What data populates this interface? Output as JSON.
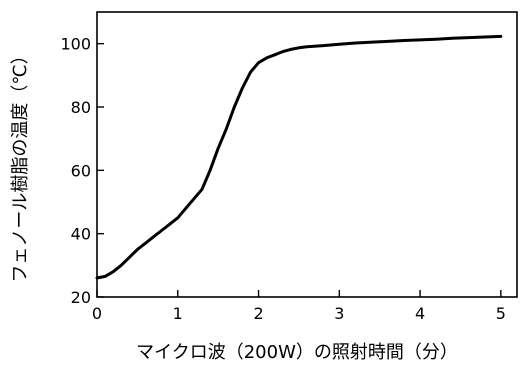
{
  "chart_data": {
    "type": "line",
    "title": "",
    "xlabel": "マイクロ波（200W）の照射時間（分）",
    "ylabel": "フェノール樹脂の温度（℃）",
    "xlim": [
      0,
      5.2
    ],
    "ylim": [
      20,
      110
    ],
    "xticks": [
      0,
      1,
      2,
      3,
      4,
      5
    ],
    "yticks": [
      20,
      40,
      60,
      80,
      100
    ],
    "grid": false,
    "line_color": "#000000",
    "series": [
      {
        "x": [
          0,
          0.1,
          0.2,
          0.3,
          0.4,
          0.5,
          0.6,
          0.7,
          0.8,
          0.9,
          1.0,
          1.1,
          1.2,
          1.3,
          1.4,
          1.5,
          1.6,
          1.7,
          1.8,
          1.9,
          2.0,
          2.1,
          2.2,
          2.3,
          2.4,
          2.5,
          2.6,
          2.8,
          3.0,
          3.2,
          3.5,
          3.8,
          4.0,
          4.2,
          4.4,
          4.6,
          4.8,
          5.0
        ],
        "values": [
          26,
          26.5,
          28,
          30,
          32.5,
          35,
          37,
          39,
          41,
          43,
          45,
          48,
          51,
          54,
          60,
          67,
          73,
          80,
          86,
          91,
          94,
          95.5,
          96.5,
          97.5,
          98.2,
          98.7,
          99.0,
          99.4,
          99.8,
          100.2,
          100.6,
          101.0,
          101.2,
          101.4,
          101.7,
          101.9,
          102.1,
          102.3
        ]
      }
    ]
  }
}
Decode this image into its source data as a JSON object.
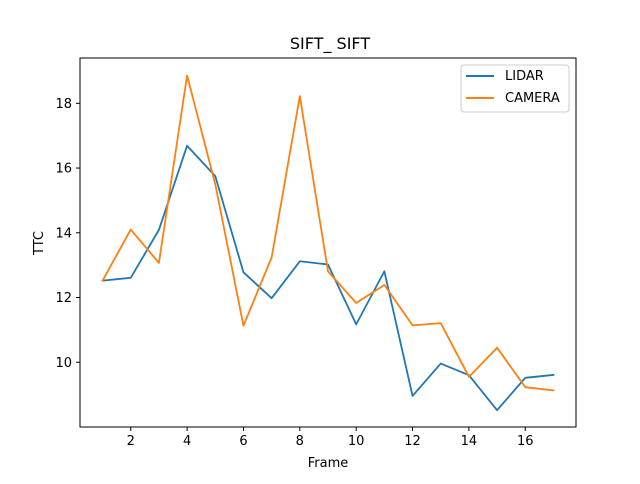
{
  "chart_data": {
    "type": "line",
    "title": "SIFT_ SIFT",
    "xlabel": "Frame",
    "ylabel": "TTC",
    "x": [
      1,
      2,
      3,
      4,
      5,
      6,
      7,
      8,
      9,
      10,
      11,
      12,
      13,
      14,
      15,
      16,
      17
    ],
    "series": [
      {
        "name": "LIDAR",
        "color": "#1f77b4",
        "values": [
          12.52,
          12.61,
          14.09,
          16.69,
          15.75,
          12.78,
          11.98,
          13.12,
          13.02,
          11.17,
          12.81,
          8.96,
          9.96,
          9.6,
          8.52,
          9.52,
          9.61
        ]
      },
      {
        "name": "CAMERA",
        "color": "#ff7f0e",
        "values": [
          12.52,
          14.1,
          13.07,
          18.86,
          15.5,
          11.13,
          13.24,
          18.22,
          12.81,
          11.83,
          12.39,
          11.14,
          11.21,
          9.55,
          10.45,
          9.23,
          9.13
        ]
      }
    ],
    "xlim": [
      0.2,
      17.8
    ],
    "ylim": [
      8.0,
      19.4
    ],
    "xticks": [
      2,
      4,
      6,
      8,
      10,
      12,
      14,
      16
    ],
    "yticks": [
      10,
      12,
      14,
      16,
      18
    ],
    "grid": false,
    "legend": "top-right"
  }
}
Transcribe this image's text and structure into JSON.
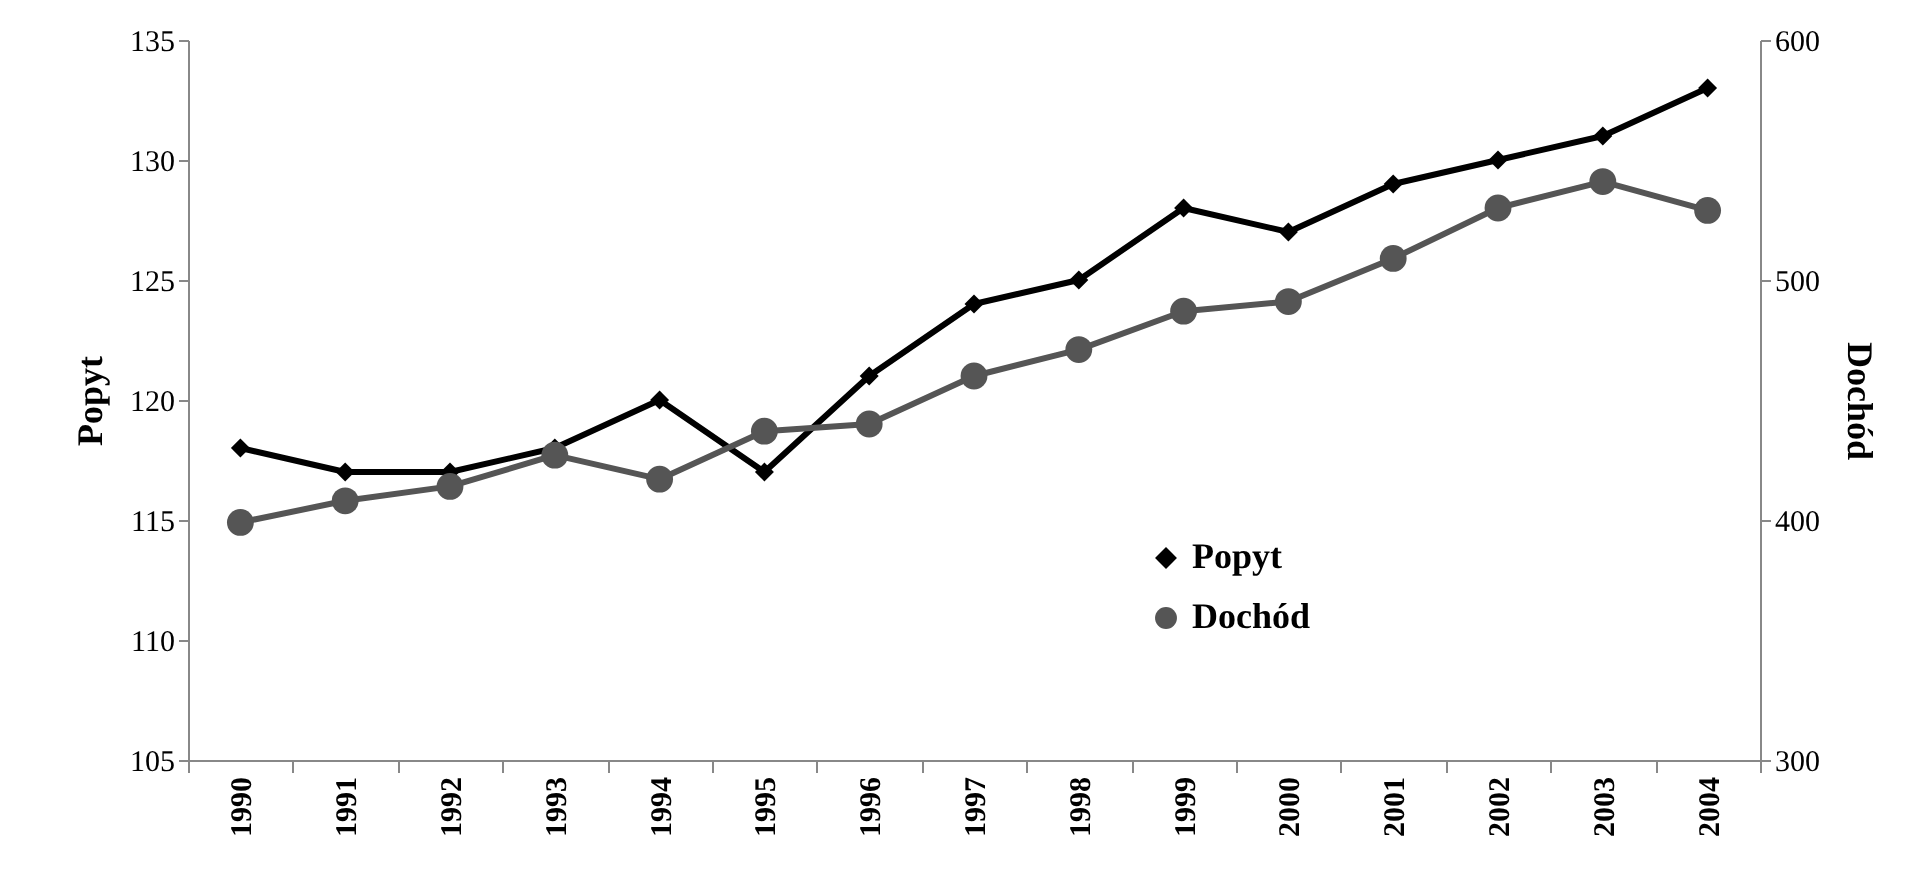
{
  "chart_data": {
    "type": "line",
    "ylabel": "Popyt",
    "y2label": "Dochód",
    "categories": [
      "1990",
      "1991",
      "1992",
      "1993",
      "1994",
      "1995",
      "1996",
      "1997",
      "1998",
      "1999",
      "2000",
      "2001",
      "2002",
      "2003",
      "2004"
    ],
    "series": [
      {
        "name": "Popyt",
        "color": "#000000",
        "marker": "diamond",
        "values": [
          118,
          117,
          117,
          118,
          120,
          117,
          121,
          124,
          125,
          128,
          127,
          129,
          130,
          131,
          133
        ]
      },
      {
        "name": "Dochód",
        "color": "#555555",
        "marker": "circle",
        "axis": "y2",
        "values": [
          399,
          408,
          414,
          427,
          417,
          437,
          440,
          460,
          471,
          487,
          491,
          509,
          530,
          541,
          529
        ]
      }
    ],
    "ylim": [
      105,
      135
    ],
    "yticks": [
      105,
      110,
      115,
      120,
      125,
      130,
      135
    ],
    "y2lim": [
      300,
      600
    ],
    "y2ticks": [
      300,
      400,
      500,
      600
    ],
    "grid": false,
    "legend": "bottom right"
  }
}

┄┄┄┄┄┄

WHAT TO DO:
Identify the lines of the data that contain the word "legend". Copy each of them.

SOLVED EXERCISE:
    "legend": "top-right"
    "legend": "bottom right"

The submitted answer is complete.